▶ [Exercise brief] Count the lines containing "양성기관으로". Give the number alone.

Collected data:
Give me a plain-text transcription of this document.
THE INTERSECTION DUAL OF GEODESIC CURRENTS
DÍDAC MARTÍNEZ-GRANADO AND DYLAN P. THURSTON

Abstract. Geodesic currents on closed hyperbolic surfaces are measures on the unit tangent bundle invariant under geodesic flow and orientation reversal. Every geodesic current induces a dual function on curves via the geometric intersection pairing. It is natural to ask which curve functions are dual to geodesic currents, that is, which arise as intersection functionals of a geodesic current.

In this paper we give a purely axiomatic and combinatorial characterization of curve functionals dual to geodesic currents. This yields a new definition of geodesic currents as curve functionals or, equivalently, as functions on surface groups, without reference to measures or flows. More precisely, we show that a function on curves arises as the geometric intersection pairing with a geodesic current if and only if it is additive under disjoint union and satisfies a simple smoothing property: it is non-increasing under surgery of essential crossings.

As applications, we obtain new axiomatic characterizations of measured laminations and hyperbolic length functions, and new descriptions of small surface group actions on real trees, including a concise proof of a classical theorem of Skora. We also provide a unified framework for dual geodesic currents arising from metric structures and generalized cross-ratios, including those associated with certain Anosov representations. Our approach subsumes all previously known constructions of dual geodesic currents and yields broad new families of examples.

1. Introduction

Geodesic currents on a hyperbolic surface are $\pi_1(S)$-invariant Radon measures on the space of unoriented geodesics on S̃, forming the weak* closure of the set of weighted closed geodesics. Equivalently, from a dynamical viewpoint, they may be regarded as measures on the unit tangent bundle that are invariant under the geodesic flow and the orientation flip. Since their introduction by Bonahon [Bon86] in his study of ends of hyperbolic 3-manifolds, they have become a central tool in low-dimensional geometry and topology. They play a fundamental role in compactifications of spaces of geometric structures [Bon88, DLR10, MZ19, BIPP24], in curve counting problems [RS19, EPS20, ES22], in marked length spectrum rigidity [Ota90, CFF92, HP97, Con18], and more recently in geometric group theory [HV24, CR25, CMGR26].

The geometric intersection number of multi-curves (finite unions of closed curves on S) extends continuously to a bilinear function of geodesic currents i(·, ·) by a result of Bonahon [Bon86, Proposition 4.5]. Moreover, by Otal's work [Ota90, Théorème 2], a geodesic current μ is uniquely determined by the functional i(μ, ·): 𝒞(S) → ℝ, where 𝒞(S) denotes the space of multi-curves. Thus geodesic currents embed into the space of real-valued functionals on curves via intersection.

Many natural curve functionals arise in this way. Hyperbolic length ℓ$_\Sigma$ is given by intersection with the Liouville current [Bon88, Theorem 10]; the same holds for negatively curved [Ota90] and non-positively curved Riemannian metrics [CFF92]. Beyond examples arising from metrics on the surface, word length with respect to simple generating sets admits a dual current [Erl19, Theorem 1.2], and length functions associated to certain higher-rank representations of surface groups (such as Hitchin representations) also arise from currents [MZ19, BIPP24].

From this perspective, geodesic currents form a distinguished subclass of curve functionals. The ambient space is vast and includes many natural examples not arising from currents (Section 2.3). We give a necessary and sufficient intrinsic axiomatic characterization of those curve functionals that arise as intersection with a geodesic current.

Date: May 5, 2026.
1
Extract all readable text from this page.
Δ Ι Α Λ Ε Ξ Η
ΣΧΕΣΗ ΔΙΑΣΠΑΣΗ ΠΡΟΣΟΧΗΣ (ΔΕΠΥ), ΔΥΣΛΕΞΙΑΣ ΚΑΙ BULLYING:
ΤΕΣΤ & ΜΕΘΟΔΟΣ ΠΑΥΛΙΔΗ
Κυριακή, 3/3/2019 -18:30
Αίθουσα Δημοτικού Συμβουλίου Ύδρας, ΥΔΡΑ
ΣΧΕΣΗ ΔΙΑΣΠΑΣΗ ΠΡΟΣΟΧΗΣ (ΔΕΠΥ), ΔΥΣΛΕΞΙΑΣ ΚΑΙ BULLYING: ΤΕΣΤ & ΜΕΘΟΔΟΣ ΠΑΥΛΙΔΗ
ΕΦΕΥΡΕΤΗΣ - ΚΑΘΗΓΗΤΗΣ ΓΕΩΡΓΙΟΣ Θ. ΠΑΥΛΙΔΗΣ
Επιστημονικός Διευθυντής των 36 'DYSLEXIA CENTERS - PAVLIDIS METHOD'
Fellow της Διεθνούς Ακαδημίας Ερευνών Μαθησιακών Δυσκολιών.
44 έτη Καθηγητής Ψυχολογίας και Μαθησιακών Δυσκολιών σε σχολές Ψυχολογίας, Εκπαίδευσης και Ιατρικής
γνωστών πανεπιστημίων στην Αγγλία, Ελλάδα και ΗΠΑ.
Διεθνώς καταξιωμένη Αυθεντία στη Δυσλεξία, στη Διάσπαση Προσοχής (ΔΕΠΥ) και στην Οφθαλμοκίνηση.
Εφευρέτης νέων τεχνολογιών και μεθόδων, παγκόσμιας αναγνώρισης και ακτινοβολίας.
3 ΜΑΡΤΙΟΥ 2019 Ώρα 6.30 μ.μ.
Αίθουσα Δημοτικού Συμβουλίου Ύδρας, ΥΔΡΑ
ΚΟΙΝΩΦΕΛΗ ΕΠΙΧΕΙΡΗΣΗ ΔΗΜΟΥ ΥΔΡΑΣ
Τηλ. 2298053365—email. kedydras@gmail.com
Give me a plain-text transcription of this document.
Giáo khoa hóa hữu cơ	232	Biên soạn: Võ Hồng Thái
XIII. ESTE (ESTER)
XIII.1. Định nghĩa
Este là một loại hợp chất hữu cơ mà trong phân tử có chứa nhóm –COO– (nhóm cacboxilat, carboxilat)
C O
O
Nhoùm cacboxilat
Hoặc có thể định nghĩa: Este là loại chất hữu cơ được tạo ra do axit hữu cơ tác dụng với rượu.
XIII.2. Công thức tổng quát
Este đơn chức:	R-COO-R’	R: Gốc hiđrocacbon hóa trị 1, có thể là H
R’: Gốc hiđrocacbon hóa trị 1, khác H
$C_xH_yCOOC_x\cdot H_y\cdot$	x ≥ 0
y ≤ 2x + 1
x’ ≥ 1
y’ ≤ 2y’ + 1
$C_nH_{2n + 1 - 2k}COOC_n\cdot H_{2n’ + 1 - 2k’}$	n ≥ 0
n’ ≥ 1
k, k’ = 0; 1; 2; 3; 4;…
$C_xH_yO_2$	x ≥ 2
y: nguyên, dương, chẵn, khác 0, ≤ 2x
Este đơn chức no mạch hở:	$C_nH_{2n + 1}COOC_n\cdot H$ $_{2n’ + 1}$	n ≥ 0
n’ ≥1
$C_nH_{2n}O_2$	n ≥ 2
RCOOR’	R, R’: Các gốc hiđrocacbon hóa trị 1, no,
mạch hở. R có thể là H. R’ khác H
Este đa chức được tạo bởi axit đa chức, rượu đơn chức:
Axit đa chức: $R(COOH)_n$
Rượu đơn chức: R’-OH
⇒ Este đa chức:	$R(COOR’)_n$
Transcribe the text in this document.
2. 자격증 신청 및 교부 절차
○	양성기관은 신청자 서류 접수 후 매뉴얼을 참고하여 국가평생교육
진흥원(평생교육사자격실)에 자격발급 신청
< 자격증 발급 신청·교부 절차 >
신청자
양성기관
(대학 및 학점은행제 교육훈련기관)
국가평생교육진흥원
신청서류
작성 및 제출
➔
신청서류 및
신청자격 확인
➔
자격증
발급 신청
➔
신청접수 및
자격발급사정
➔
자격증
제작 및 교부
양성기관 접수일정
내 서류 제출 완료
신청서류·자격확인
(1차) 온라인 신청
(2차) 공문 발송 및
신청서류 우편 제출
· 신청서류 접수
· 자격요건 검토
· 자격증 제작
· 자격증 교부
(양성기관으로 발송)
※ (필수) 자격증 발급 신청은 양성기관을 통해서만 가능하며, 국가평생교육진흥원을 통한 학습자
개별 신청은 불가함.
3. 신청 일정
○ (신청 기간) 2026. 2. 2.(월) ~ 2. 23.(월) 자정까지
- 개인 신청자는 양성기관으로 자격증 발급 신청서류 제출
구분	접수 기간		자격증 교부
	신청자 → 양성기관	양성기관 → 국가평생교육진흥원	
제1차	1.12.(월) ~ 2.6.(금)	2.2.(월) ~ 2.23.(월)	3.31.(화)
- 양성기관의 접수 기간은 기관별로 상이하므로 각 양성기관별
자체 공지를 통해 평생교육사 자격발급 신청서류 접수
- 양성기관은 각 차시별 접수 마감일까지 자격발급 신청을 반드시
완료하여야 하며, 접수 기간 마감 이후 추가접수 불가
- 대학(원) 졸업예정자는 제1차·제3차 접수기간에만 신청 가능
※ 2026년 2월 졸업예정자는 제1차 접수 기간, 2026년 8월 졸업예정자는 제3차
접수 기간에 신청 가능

▶ [Solution to this problem] 2